#### Given exercise:
In one to three sentences, explain why, according to the passage on Élie Reclus below, the feminist group meeting at André Léo's house chose to focus on improving girls' education.

#### Selected extract:
┄┄┄┄┄┄

Élie Reclus (; July 16, 1827 – February 11 1904) was a French ethnographer and anarchist.

Élie Reclus was the oldest of five brothers, born to a Protestant minister and his wife. His middle three brothers, including the well known anarchist Élisée Reclus, all became geographers.
In 1866 a feminist group called the Société pour la Revendication du Droit des Femmes began to meet at the house of André Léo. Members included Paule Minck, Louise Michel, Eliska Vincent, Élie Reclus and his wife Noémie, Mme Jules Simon and Caroline de Barrau. Maria Deraismes also participated. Because of the broad range of opinions, the group decided to focus on the subject of improving girls' education.

Élie Reclus served as director of the Bibliotheque National in Paris during the Commune de Paris. Condemned par contumace, he went to the United States, then to England, until the French government amnesty in March 1879.

┄┄┄┄┄┄

#### Record set:
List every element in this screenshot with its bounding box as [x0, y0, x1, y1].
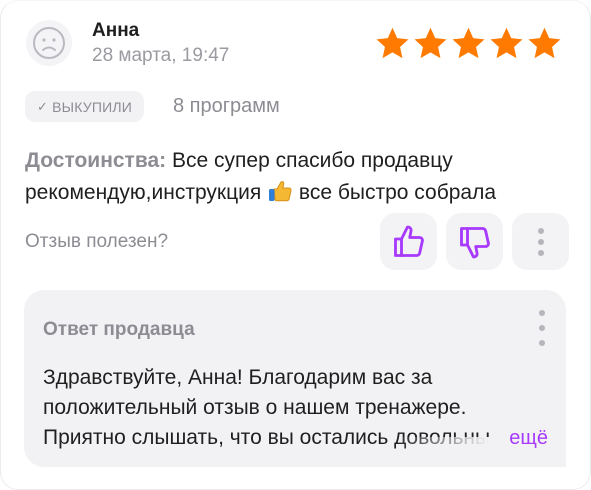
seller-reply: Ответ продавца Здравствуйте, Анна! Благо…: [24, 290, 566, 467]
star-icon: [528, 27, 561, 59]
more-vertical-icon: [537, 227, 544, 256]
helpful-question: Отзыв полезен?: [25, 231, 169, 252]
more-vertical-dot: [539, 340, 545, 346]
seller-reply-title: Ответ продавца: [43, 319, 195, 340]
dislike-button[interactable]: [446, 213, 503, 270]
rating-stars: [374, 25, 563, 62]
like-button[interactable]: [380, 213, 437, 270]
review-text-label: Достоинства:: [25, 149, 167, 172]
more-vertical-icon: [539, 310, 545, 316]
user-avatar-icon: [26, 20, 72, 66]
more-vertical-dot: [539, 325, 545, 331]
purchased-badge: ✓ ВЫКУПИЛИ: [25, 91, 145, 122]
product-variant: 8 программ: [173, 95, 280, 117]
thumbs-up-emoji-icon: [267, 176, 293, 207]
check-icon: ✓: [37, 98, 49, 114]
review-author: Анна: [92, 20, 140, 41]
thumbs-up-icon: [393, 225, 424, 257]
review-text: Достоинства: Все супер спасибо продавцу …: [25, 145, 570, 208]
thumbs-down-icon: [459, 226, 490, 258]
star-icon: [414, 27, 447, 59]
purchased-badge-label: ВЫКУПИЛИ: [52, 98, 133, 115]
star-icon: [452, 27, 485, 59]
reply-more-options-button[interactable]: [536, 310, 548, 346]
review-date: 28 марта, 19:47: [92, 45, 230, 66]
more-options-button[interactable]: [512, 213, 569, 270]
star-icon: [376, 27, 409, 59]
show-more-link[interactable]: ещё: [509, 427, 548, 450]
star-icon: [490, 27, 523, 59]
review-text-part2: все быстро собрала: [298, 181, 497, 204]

┄┄┄┄┄┄

#### Result:
The group chose that focus because its members held a broad range of opinions. The Société pour la Revendication du Droit des Femmes, which began meeting at André Léo's house in 1866, therefore settled on improving girls' education as its subject.